TO DO:
Transcribe all the entries word for word, skipping the pictures.

DATA:
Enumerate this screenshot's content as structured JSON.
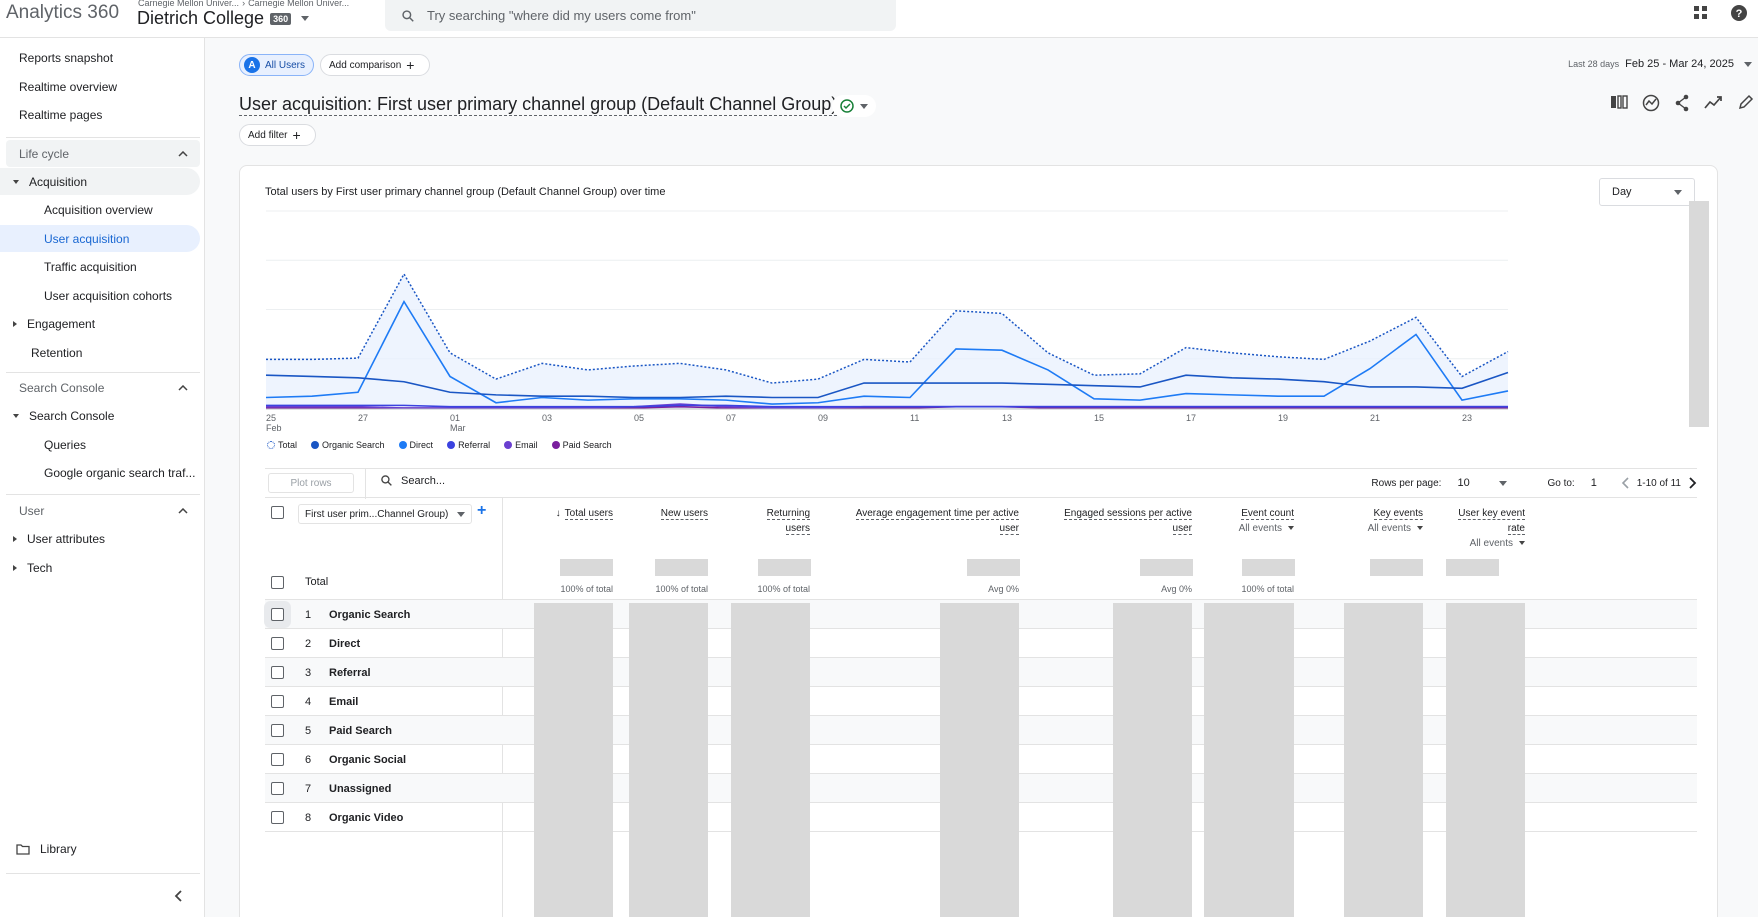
{
  "header": {
    "brand": "Analytics 360",
    "breadcrumb": [
      "Carnegie Mellon Univer...",
      "Carnegie Mellon Univer..."
    ],
    "property": "Dietrich College",
    "property_badge": "360",
    "search_placeholder": "Try searching \"where did my users come from\""
  },
  "sidebar": {
    "top_items": [
      "Reports snapshot",
      "Realtime overview",
      "Realtime pages"
    ],
    "lifecycle": {
      "heading": "Life cycle",
      "acquisition": "Acquisition",
      "acquisition_children": [
        "Acquisition overview",
        "User acquisition",
        "Traffic acquisition",
        "User acquisition cohorts"
      ],
      "engagement": "Engagement",
      "retention": "Retention"
    },
    "search_console": {
      "heading": "Search Console",
      "group": "Search Console",
      "children": [
        "Queries",
        "Google organic search traf..."
      ]
    },
    "user": {
      "heading": "User",
      "items": [
        "User attributes",
        "Tech"
      ]
    },
    "library": "Library"
  },
  "toolbar": {
    "segment_letter": "A",
    "segment": "All Users",
    "add_comparison": "Add comparison",
    "date_label": "Last 28 days",
    "date_range": "Feb 25 - Mar 24, 2025",
    "add_filter": "Add filter"
  },
  "report": {
    "title": "User acquisition: First user primary channel group (Default Channel Group)"
  },
  "chart_data": {
    "type": "line",
    "title": "Total users by First user primary channel group (Default Channel Group) over time",
    "granularity": "Day",
    "x_tick_labels": [
      {
        "top": "25",
        "bottom": "Feb"
      },
      {
        "top": "27",
        "bottom": ""
      },
      {
        "top": "01",
        "bottom": "Mar"
      },
      {
        "top": "03",
        "bottom": ""
      },
      {
        "top": "05",
        "bottom": ""
      },
      {
        "top": "07",
        "bottom": ""
      },
      {
        "top": "09",
        "bottom": ""
      },
      {
        "top": "11",
        "bottom": ""
      },
      {
        "top": "13",
        "bottom": ""
      },
      {
        "top": "15",
        "bottom": ""
      },
      {
        "top": "17",
        "bottom": ""
      },
      {
        "top": "19",
        "bottom": ""
      },
      {
        "top": "21",
        "bottom": ""
      },
      {
        "top": "23",
        "bottom": ""
      }
    ],
    "x": [
      "Feb 25",
      "Feb 26",
      "Feb 27",
      "Feb 28",
      "Mar 01",
      "Mar 02",
      "Mar 03",
      "Mar 04",
      "Mar 05",
      "Mar 06",
      "Mar 07",
      "Mar 08",
      "Mar 09",
      "Mar 10",
      "Mar 11",
      "Mar 12",
      "Mar 13",
      "Mar 14",
      "Mar 15",
      "Mar 16",
      "Mar 17",
      "Mar 18",
      "Mar 19",
      "Mar 20",
      "Mar 21",
      "Mar 22",
      "Mar 23",
      "Mar 24"
    ],
    "ylim": [
      0,
      150
    ],
    "series": [
      {
        "name": "Total",
        "color": "#1a56c4",
        "style": "dotted",
        "values": [
          37,
          37,
          38,
          102,
          42,
          22,
          34,
          29,
          32,
          34,
          29,
          19,
          22,
          37,
          35,
          74,
          72,
          42,
          25,
          26,
          46,
          42,
          39,
          37,
          51,
          69,
          24,
          43
        ]
      },
      {
        "name": "Organic Search",
        "color": "#1a56c4",
        "style": "solid",
        "values": [
          25,
          24,
          23,
          20,
          12,
          10,
          9,
          9,
          8,
          8,
          9,
          8,
          8,
          19,
          19,
          19,
          19,
          18,
          17,
          16,
          25,
          23,
          22,
          20,
          16,
          16,
          15,
          27
        ]
      },
      {
        "name": "Direct",
        "color": "#1e7bf5",
        "style": "solid",
        "values": [
          8,
          9,
          12,
          81,
          24,
          4,
          8,
          6,
          7,
          7,
          6,
          3,
          4,
          9,
          8,
          45,
          44,
          29,
          7,
          6,
          11,
          10,
          9,
          9,
          30,
          56,
          6,
          13
        ]
      },
      {
        "name": "Referral",
        "color": "#3b43e0",
        "style": "solid",
        "values": [
          2,
          2,
          2,
          2,
          1,
          1,
          1,
          1,
          1,
          2,
          2,
          1,
          1,
          1,
          1,
          1,
          1,
          1,
          1,
          1,
          1,
          1,
          1,
          1,
          1,
          1,
          1,
          1
        ]
      },
      {
        "name": "Email",
        "color": "#6a3fd0",
        "style": "solid",
        "values": [
          1,
          1,
          1,
          0,
          0,
          0,
          0,
          0,
          1,
          3,
          1,
          0,
          0,
          1,
          1,
          1,
          1,
          1,
          1,
          1,
          1,
          1,
          1,
          1,
          1,
          1,
          1,
          1
        ]
      },
      {
        "name": "Paid Search",
        "color": "#7a1f9e",
        "style": "solid",
        "values": [
          0,
          0,
          0,
          0,
          0,
          0,
          0,
          0,
          0,
          1,
          0,
          0,
          0,
          0,
          0,
          1,
          1,
          0,
          0,
          0,
          0,
          0,
          0,
          0,
          0,
          0,
          0,
          0
        ]
      }
    ]
  },
  "table": {
    "plot_rows": "Plot rows",
    "search_placeholder": "Search...",
    "rows_per_page_label": "Rows per page:",
    "rows_per_page": "10",
    "goto_label": "Go to:",
    "goto_value": "1",
    "range": "1-10 of 11",
    "dimension": "First user prim...Channel Group)",
    "columns": [
      {
        "title": [
          "Total users"
        ],
        "sub": "",
        "summary": "100% of total"
      },
      {
        "title": [
          "New users"
        ],
        "sub": "",
        "summary": "100% of total"
      },
      {
        "title": [
          "Returning",
          "users"
        ],
        "sub": "",
        "summary": "100% of total"
      },
      {
        "title": [
          "Average engagement time per active",
          "user"
        ],
        "sub": "",
        "summary": "Avg 0%"
      },
      {
        "title": [
          "Engaged sessions per active",
          "user"
        ],
        "sub": "",
        "summary": "Avg 0%"
      },
      {
        "title": [
          "Event count"
        ],
        "sub": "All events",
        "summary": "100% of total"
      },
      {
        "title": [
          "Key events"
        ],
        "sub": "All events",
        "summary": ""
      },
      {
        "title": [
          "User key event",
          "rate"
        ],
        "sub": "All events",
        "summary": ""
      }
    ],
    "total_label": "Total",
    "rows": [
      {
        "num": "1",
        "label": "Organic Search"
      },
      {
        "num": "2",
        "label": "Direct"
      },
      {
        "num": "3",
        "label": "Referral"
      },
      {
        "num": "4",
        "label": "Email"
      },
      {
        "num": "5",
        "label": "Paid Search"
      },
      {
        "num": "6",
        "label": "Organic Social"
      },
      {
        "num": "7",
        "label": "Unassigned"
      },
      {
        "num": "8",
        "label": "Organic Video"
      }
    ]
  }
}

SOLVED EXERCISE:
Enumerate this screenshot's content as structured JSON.
{
  "header": {
    "brand": "Analytics 360",
    "breadcrumb": [
      "Carnegie Mellon Univer...",
      "Carnegie Mellon Univer..."
    ],
    "property": "Dietrich College",
    "property_badge": "360",
    "search_placeholder": "Try searching \"where did my users come from\""
  },
  "sidebar": {
    "top_items": [
      "Reports snapshot",
      "Realtime overview",
      "Realtime pages"
    ],
    "lifecycle": {
      "heading": "Life cycle",
      "acquisition": "Acquisition",
      "acquisition_children": [
        "Acquisition overview",
        "User acquisition",
        "Traffic acquisition",
        "User acquisition cohorts"
      ],
      "engagement": "Engagement",
      "retention": "Retention"
    },
    "search_console": {
      "heading": "Search Console",
      "group": "Search Console",
      "children": [
        "Queries",
        "Google organic search traf..."
      ]
    },
    "user": {
      "heading": "User",
      "items": [
        "User attributes",
        "Tech"
      ]
    },
    "library": "Library"
  },
  "toolbar": {
    "segment_letter": "A",
    "segment": "All Users",
    "add_comparison": "Add comparison",
    "date_label": "Last 28 days",
    "date_range": "Feb 25 - Mar 24, 2025",
    "add_filter": "Add filter"
  },
  "report": {
    "title": "User acquisition: First user primary channel group (Default Channel Group)"
  },
  "chart_data": {
    "type": "line",
    "title": "Total users by First user primary channel group (Default Channel Group) over time",
    "granularity": "Day",
    "x_tick_labels": [
      {
        "top": "25",
        "bottom": "Feb"
      },
      {
        "top": "27",
        "bottom": ""
      },
      {
        "top": "01",
        "bottom": "Mar"
      },
      {
        "top": "03",
        "bottom": ""
      },
      {
        "top": "05",
        "bottom": ""
      },
      {
        "top": "07",
        "bottom": ""
      },
      {
        "top": "09",
        "bottom": ""
      },
      {
        "top": "11",
        "bottom": ""
      },
      {
        "top": "13",
        "bottom": ""
      },
      {
        "top": "15",
        "bottom": ""
      },
      {
        "top": "17",
        "bottom": ""
      },
      {
        "top": "19",
        "bottom": ""
      },
      {
        "top": "21",
        "bottom": ""
      },
      {
        "top": "23",
        "bottom": ""
      }
    ],
    "x": [
      "Feb 25",
      "Feb 26",
      "Feb 27",
      "Feb 28",
      "Mar 01",
      "Mar 02",
      "Mar 03",
      "Mar 04",
      "Mar 05",
      "Mar 06",
      "Mar 07",
      "Mar 08",
      "Mar 09",
      "Mar 10",
      "Mar 11",
      "Mar 12",
      "Mar 13",
      "Mar 14",
      "Mar 15",
      "Mar 16",
      "Mar 17",
      "Mar 18",
      "Mar 19",
      "Mar 20",
      "Mar 21",
      "Mar 22",
      "Mar 23",
      "Mar 24"
    ],
    "ylim": [
      0,
      150
    ],
    "series": [
      {
        "name": "Total",
        "color": "#1a56c4",
        "style": "dotted",
        "values": [
          37,
          37,
          38,
          102,
          42,
          22,
          34,
          29,
          32,
          34,
          29,
          19,
          22,
          37,
          35,
          74,
          72,
          42,
          25,
          26,
          46,
          42,
          39,
          37,
          51,
          69,
          24,
          43
        ]
      },
      {
        "name": "Organic Search",
        "color": "#1a56c4",
        "style": "solid",
        "values": [
          25,
          24,
          23,
          20,
          12,
          10,
          9,
          9,
          8,
          8,
          9,
          8,
          8,
          19,
          19,
          19,
          19,
          18,
          17,
          16,
          25,
          23,
          22,
          20,
          16,
          16,
          15,
          27
        ]
      },
      {
        "name": "Direct",
        "color": "#1e7bf5",
        "style": "solid",
        "values": [
          8,
          9,
          12,
          81,
          24,
          4,
          8,
          6,
          7,
          7,
          6,
          3,
          4,
          9,
          8,
          45,
          44,
          29,
          7,
          6,
          11,
          10,
          9,
          9,
          30,
          56,
          6,
          13
        ]
      },
      {
        "name": "Referral",
        "color": "#3b43e0",
        "style": "solid",
        "values": [
          2,
          2,
          2,
          2,
          1,
          1,
          1,
          1,
          1,
          2,
          2,
          1,
          1,
          1,
          1,
          1,
          1,
          1,
          1,
          1,
          1,
          1,
          1,
          1,
          1,
          1,
          1,
          1
        ]
      },
      {
        "name": "Email",
        "color": "#6a3fd0",
        "style": "solid",
        "values": [
          1,
          1,
          1,
          0,
          0,
          0,
          0,
          0,
          1,
          3,
          1,
          0,
          0,
          1,
          1,
          1,
          1,
          1,
          1,
          1,
          1,
          1,
          1,
          1,
          1,
          1,
          1,
          1
        ]
      },
      {
        "name": "Paid Search",
        "color": "#7a1f9e",
        "style": "solid",
        "values": [
          0,
          0,
          0,
          0,
          0,
          0,
          0,
          0,
          0,
          1,
          0,
          0,
          0,
          0,
          0,
          1,
          1,
          0,
          0,
          0,
          0,
          0,
          0,
          0,
          0,
          0,
          0,
          0
        ]
      }
    ]
  },
  "table": {
    "plot_rows": "Plot rows",
    "search_placeholder": "Search...",
    "rows_per_page_label": "Rows per page:",
    "rows_per_page": "10",
    "goto_label": "Go to:",
    "goto_value": "1",
    "range": "1-10 of 11",
    "dimension": "First user prim...Channel Group)",
    "columns": [
      {
        "title": [
          "Total users"
        ],
        "sub": "",
        "summary": "100% of total"
      },
      {
        "title": [
          "New users"
        ],
        "sub": "",
        "summary": "100% of total"
      },
      {
        "title": [
          "Returning",
          "users"
        ],
        "sub": "",
        "summary": "100% of total"
      },
      {
        "title": [
          "Average engagement time per active",
          "user"
        ],
        "sub": "",
        "summary": "Avg 0%"
      },
      {
        "title": [
          "Engaged sessions per active",
          "user"
        ],
        "sub": "",
        "summary": "Avg 0%"
      },
      {
        "title": [
          "Event count"
        ],
        "sub": "All events",
        "summary": "100% of total"
      },
      {
        "title": [
          "Key events"
        ],
        "sub": "All events",
        "summary": ""
      },
      {
        "title": [
          "User key event",
          "rate"
        ],
        "sub": "All events",
        "summary": ""
      }
    ],
    "total_label": "Total",
    "rows": [
      {
        "num": "1",
        "label": "Organic Search"
      },
      {
        "num": "2",
        "label": "Direct"
      },
      {
        "num": "3",
        "label": "Referral"
      },
      {
        "num": "4",
        "label": "Email"
      },
      {
        "num": "5",
        "label": "Paid Search"
      },
      {
        "num": "6",
        "label": "Organic Social"
      },
      {
        "num": "7",
        "label": "Unassigned"
      },
      {
        "num": "8",
        "label": "Organic Video"
      }
    ]
  }
}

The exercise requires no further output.